Dieter cites the author who calls himself the leading go theorist. Peter is extremely fond of the book, the described overall theory of go, the use of examples to explain theory, and the excellent advice on how to teach. When I was German 4d I got a look into the book but after 20 minutes I lost interest. The author does use his experience from programming in the book and presents more principles than the average book. However, I was very disappointed about the book. Is this because a) I am too strong for the contents, b) I might be a more profound theorist, or c) I use theory for teaching in my books as well but more extensively? Whatever, I have little clues on the following:
BillSpight: I have not read any of Wilcox's books, but I was around when he published the first EZGo articles in the American Go Journal in the '70s.
My impression is that EZGo is great for beginners. I think some of it is just wrong. E. g., counting 1 stone as 6 points of territory. At the same time, I think that some of his heuristics are quite helpful.
In particular I like the idea of sector lines and the importance of cutting them. You can add to that the idea that cutting shorter sector lines is generally more severe than cutting longer ones. (I learned that from a Japanese book long before EZGo came along. It did not talk about sector lines, of course.) Cutting sector lines fits with the idea of kurai, which is more general, probably more important, but also vaguer and harder to explain. Sector lines are concrete, and therefore helpful to beginners. Using sector lines to define keshi and the idea that the best place to play keshi is at the center of a sector line is much more problematic. (I do not know if that idea is Wilcox's, though.)
Discussion moved to five liberties comments.
RobertJasiek: What is kurai?:) - Every computer program developer should be able to invent sector lines and a concept of shorter sector lines cutting longer ones, even if it is not used in a program. - I am a strong tactician (though a slow reader), so I am not impressed by liberty or territory rules of thumb. - To summarize: I remain unimpressed:( Bill, thx for your attempt anyway.
● ● ● ● ●
## Activity
Retype the part of the go book discussion that begins at the words "My impression is" and stops after the words "are quite helpful.".

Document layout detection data
● ● ● ● ●
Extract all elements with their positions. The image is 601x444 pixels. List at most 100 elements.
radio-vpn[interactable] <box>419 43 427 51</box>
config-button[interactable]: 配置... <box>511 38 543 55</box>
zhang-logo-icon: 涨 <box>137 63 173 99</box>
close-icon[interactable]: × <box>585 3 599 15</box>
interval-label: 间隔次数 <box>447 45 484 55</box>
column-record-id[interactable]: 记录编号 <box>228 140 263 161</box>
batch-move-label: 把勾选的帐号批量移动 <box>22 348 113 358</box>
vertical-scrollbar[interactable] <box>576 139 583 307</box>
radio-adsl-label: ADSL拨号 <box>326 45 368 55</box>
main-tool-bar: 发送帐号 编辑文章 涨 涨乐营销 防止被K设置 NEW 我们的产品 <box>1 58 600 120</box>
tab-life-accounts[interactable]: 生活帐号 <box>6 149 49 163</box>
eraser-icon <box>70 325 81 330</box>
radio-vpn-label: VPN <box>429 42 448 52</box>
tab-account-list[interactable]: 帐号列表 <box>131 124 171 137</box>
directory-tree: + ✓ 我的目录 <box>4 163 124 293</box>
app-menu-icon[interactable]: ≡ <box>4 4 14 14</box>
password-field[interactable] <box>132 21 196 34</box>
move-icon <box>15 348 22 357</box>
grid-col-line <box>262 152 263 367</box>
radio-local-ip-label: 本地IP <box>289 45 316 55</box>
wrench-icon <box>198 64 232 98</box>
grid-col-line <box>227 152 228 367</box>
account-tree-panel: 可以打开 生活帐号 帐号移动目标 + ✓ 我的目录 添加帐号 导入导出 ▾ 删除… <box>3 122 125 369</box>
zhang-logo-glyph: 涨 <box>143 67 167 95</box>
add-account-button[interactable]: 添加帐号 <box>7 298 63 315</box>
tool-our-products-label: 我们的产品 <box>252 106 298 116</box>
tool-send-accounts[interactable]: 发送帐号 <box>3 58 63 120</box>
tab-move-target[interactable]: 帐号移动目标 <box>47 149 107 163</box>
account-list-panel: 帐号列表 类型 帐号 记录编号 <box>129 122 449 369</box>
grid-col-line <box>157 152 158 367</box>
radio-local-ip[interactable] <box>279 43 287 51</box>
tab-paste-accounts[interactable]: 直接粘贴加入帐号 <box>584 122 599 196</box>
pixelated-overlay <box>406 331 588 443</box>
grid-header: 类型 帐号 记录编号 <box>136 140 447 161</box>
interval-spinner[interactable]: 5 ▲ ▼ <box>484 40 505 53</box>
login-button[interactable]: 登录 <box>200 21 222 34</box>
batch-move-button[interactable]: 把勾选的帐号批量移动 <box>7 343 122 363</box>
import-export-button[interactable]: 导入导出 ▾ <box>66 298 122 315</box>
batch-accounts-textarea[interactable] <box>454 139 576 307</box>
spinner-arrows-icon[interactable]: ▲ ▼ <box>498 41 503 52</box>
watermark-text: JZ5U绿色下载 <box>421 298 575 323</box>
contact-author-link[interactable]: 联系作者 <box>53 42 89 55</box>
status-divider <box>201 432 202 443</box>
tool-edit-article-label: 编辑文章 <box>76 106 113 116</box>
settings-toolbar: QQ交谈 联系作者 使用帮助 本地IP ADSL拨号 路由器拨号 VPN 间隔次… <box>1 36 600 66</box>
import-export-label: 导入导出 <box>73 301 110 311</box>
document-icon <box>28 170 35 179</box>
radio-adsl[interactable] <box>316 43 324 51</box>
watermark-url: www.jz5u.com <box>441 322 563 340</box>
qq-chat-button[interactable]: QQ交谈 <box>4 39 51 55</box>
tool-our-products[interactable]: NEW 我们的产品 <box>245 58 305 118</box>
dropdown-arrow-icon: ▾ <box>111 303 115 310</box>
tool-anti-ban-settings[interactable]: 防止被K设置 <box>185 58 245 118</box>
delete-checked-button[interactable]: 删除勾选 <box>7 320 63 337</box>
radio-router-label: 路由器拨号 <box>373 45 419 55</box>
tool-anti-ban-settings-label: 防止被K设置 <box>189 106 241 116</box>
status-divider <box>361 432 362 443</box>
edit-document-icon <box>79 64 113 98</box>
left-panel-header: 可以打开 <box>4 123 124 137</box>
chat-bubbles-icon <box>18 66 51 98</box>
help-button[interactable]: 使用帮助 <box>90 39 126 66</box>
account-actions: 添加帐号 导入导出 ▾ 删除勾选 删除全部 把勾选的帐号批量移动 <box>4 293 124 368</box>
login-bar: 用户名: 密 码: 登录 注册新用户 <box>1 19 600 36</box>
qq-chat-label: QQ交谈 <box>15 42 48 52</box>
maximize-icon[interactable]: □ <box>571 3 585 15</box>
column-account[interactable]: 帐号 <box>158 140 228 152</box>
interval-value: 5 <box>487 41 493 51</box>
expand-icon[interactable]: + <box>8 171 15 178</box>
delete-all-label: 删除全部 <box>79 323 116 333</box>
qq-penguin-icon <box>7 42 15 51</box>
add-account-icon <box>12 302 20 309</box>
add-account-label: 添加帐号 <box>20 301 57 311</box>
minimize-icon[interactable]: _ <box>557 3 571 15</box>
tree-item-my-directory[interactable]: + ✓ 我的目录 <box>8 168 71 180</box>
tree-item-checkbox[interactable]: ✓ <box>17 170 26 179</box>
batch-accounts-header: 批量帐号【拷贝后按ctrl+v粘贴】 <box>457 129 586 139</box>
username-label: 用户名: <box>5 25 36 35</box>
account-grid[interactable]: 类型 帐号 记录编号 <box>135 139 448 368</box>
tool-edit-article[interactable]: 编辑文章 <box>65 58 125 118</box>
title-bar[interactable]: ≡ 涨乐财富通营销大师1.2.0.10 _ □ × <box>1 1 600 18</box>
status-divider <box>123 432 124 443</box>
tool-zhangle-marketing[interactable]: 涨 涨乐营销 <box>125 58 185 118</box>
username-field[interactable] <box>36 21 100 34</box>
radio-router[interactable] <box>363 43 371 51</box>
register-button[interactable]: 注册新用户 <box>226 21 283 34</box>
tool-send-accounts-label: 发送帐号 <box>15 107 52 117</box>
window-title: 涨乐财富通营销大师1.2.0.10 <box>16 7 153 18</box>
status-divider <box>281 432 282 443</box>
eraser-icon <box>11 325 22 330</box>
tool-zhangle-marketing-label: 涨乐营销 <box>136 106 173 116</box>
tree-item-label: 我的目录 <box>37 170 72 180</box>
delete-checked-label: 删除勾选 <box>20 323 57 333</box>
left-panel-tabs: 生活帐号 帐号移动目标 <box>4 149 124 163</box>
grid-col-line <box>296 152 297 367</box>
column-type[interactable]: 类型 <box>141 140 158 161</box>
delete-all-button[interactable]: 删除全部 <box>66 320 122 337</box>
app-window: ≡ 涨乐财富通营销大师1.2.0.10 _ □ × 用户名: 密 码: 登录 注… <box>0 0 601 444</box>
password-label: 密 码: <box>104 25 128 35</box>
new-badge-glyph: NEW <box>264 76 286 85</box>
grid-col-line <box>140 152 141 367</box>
● ● ● ● ●
## Answer box
My impression is that EZGo is great for beginners. I think some of it is just wrong. E. g., counting 1 stone as 6 points of territory. At the same time, I think that some of his heuristics are quite helpful.